EXERCISE REQUIREMENTS – Return each line containing "Februari".

----- DATA SHOWN

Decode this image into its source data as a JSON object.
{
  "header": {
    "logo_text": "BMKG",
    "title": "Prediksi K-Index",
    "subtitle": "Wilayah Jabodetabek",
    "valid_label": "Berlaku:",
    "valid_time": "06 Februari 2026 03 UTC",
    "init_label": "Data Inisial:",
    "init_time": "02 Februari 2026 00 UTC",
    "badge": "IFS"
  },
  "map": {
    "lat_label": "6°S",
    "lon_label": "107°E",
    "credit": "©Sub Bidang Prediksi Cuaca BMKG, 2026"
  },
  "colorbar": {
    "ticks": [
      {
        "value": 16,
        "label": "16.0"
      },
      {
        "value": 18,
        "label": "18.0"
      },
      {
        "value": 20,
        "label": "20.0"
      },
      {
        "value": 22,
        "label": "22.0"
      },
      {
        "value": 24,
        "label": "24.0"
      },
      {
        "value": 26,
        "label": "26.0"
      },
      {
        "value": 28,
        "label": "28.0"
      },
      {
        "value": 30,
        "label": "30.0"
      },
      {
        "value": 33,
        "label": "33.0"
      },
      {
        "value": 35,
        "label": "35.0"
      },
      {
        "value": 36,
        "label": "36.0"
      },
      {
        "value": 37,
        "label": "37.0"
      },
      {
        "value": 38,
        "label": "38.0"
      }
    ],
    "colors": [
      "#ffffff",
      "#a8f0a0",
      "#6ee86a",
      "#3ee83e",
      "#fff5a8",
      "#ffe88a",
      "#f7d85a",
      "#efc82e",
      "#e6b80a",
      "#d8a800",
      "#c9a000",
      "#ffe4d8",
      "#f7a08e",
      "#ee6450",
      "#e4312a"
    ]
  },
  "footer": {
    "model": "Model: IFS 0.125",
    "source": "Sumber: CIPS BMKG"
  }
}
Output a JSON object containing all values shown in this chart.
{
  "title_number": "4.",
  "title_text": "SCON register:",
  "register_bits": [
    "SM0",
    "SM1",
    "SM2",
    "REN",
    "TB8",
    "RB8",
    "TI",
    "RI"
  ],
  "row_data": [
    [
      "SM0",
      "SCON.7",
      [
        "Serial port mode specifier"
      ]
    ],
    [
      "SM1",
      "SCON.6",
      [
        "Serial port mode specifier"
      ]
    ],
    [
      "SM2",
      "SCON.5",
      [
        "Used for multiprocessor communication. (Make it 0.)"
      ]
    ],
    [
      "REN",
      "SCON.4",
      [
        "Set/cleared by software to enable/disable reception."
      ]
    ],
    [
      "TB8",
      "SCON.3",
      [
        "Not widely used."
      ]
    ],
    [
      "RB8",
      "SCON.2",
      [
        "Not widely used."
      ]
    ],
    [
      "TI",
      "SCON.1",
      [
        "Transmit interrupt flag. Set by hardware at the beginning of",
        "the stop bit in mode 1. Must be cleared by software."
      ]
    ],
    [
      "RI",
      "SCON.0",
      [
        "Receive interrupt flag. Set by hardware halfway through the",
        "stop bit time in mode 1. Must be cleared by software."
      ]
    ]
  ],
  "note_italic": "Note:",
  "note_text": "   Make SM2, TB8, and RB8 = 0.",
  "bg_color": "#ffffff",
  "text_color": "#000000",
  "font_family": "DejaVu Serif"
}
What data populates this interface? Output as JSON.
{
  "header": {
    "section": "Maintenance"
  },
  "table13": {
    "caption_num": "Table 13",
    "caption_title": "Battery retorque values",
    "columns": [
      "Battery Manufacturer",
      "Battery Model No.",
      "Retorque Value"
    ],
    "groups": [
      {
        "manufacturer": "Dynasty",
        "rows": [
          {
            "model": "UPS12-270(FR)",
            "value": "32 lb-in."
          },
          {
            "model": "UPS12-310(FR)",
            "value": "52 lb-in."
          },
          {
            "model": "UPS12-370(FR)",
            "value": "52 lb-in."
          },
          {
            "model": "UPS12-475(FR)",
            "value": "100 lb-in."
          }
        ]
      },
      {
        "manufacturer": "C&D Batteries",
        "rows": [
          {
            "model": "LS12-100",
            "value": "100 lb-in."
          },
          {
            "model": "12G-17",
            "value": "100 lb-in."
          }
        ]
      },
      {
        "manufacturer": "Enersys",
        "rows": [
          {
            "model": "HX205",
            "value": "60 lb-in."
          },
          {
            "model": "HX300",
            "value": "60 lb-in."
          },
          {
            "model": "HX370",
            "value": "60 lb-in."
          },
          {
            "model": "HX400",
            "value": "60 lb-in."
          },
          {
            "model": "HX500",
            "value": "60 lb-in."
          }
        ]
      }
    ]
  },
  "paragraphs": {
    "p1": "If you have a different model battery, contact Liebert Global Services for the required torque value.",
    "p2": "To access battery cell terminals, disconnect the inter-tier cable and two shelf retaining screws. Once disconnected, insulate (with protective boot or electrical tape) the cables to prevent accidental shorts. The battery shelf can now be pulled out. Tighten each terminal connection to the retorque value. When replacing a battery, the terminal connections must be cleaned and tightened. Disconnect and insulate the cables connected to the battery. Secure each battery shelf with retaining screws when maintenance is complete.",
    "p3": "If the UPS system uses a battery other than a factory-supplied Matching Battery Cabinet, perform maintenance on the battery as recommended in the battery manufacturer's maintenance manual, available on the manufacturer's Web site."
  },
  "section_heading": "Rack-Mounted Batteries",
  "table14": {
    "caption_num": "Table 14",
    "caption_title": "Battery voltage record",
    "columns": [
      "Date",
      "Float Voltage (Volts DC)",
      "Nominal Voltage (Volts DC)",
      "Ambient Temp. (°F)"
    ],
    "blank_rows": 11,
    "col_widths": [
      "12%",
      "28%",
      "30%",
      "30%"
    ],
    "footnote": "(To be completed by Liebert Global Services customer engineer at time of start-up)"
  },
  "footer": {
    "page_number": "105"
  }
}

----------

ANSWER TO THE EXERCISE –
    "valid_time": "06 Februari 2026 03 UTC",
    "init_time": "02 Februari 2026 00 UTC",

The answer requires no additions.